Write out every record below exactly as it appears.

===== Task input

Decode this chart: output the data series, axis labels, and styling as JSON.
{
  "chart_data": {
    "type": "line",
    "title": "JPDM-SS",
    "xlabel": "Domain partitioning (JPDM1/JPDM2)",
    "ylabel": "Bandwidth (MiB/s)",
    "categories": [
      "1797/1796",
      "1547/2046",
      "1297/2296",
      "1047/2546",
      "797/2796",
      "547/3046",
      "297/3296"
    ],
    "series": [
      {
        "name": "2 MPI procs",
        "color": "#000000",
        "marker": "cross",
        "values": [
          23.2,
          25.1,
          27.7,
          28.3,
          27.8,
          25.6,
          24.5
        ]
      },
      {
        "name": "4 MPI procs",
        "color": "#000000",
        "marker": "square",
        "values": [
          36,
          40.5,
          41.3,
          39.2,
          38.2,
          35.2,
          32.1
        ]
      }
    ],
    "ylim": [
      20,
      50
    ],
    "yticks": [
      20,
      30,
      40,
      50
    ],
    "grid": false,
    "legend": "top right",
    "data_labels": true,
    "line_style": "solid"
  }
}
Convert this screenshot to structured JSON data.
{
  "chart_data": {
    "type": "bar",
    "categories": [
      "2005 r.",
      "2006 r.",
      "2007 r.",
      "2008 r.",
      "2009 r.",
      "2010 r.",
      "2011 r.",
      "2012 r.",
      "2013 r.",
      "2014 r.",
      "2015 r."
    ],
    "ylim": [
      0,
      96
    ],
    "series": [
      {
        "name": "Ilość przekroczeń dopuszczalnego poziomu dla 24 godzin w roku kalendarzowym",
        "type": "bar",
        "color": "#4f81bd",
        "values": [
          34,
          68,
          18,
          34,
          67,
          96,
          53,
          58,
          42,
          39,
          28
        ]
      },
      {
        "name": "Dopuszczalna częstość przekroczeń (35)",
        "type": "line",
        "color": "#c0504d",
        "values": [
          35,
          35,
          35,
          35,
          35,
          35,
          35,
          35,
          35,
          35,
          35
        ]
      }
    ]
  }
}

==========

## [Response to this exercise]
Decode this chart: output the data series, axis labels, and styling as JSON.
{
  "chart_data": {
    "type": "line",
    "title": "JPDM-SS",
    "xlabel": "Domain partitioning (JPDM1/JPDM2)",
    "ylabel": "Bandwidth (MiB/s)",
    "categories": [
      "1797/1796",
      "1547/2046",
      "1297/2296",
      "1047/2546",
      "797/2796",
      "547/3046",
      "297/3296"
    ],
    "series": [
      {
        "name": "2 MPI procs",
        "color": "#000000",
        "marker": "cross",
        "values": [
          23.2,
          25.1,
          27.7,
          28.3,
          27.8,
          25.6,
          24.5
        ]
      },
      {
        "name": "4 MPI procs",
        "color": "#000000",
        "marker": "square",
        "values": [
          36,
          40.5,
          41.3,
          39.2,
          38.2,
          35.2,
          32.1
        ]
      }
    ],
    "ylim": [
      20,
      50
    ],
    "yticks": [
      20,
      30,
      40,
      50
    ],
    "grid": false,
    "legend": "top right",
    "data_labels": true,
    "line_style": "solid"
  }
}
Convert this screenshot to structured JSON data.
{
  "chart_data": {
    "type": "bar",
    "categories": [
      "2005 r.",
      "2006 r.",
      "2007 r.",
      "2008 r.",
      "2009 r.",
      "2010 r.",
      "2011 r.",
      "2012 r.",
      "2013 r.",
      "2014 r.",
      "2015 r."
    ],
    "ylim": [
      0,
      96
    ],
    "series": [
      {
        "name": "Ilość przekroczeń dopuszczalnego poziomu dla 24 godzin w roku kalendarzowym",
        "type": "bar",
        "color": "#4f81bd",
        "values": [
          34,
          68,
          18,
          34,
          67,
          96,
          53,
          58,
          42,
          39,
          28
        ]
      },
      {
        "name": "Dopuszczalna częstość przekroczeń (35)",
        "type": "line",
        "color": "#c0504d",
        "values": [
          35,
          35,
          35,
          35,
          35,
          35,
          35,
          35,
          35,
          35,
          35
        ]
      }
    ]
  }
}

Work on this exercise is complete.